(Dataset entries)
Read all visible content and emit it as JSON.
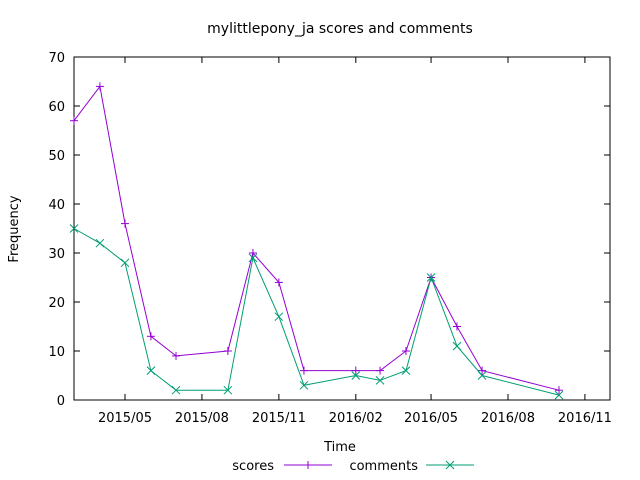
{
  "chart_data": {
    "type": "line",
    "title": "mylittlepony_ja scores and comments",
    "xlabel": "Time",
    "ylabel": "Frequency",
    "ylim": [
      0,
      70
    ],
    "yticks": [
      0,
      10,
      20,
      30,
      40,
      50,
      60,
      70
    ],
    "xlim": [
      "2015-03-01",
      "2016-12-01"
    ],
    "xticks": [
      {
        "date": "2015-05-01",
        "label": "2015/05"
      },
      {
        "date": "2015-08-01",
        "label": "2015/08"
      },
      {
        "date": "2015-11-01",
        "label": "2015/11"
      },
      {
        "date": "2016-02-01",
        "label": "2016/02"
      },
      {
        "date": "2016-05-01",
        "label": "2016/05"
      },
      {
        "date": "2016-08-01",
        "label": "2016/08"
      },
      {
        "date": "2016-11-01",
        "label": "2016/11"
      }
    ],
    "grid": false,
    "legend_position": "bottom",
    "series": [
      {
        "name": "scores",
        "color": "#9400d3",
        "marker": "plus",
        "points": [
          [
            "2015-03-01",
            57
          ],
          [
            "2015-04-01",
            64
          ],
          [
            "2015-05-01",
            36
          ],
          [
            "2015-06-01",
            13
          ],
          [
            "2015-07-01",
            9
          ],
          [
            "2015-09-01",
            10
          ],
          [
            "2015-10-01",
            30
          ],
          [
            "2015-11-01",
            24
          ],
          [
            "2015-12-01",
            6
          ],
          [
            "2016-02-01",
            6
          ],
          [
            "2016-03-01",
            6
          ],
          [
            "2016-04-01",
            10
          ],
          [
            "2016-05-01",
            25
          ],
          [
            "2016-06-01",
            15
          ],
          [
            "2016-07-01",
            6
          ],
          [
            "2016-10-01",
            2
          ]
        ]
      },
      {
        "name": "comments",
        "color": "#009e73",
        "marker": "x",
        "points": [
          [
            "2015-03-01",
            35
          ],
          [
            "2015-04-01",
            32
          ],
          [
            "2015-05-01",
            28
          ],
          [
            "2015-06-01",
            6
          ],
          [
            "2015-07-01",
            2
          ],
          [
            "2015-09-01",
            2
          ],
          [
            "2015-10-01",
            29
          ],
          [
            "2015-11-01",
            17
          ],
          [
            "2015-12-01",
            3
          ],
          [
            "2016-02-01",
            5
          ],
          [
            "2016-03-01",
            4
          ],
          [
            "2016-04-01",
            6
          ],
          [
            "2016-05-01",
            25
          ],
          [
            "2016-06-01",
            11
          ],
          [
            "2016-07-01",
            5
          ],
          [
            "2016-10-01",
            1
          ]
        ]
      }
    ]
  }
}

▶ **Your task**: Copy out the records above in full, exactly as written, but not the pictures.

▶ **Response**:
Read all visible content and emit it as JSON.
{
  "chart_data": {
    "type": "line",
    "title": "mylittlepony_ja scores and comments",
    "xlabel": "Time",
    "ylabel": "Frequency",
    "ylim": [
      0,
      70
    ],
    "yticks": [
      0,
      10,
      20,
      30,
      40,
      50,
      60,
      70
    ],
    "xlim": [
      "2015-03-01",
      "2016-12-01"
    ],
    "xticks": [
      {
        "date": "2015-05-01",
        "label": "2015/05"
      },
      {
        "date": "2015-08-01",
        "label": "2015/08"
      },
      {
        "date": "2015-11-01",
        "label": "2015/11"
      },
      {
        "date": "2016-02-01",
        "label": "2016/02"
      },
      {
        "date": "2016-05-01",
        "label": "2016/05"
      },
      {
        "date": "2016-08-01",
        "label": "2016/08"
      },
      {
        "date": "2016-11-01",
        "label": "2016/11"
      }
    ],
    "grid": false,
    "legend_position": "bottom",
    "series": [
      {
        "name": "scores",
        "color": "#9400d3",
        "marker": "plus",
        "points": [
          [
            "2015-03-01",
            57
          ],
          [
            "2015-04-01",
            64
          ],
          [
            "2015-05-01",
            36
          ],
          [
            "2015-06-01",
            13
          ],
          [
            "2015-07-01",
            9
          ],
          [
            "2015-09-01",
            10
          ],
          [
            "2015-10-01",
            30
          ],
          [
            "2015-11-01",
            24
          ],
          [
            "2015-12-01",
            6
          ],
          [
            "2016-02-01",
            6
          ],
          [
            "2016-03-01",
            6
          ],
          [
            "2016-04-01",
            10
          ],
          [
            "2016-05-01",
            25
          ],
          [
            "2016-06-01",
            15
          ],
          [
            "2016-07-01",
            6
          ],
          [
            "2016-10-01",
            2
          ]
        ]
      },
      {
        "name": "comments",
        "color": "#009e73",
        "marker": "x",
        "points": [
          [
            "2015-03-01",
            35
          ],
          [
            "2015-04-01",
            32
          ],
          [
            "2015-05-01",
            28
          ],
          [
            "2015-06-01",
            6
          ],
          [
            "2015-07-01",
            2
          ],
          [
            "2015-09-01",
            2
          ],
          [
            "2015-10-01",
            29
          ],
          [
            "2015-11-01",
            17
          ],
          [
            "2015-12-01",
            3
          ],
          [
            "2016-02-01",
            5
          ],
          [
            "2016-03-01",
            4
          ],
          [
            "2016-04-01",
            6
          ],
          [
            "2016-05-01",
            25
          ],
          [
            "2016-06-01",
            11
          ],
          [
            "2016-07-01",
            5
          ],
          [
            "2016-10-01",
            1
          ]
        ]
      }
    ]
  }
}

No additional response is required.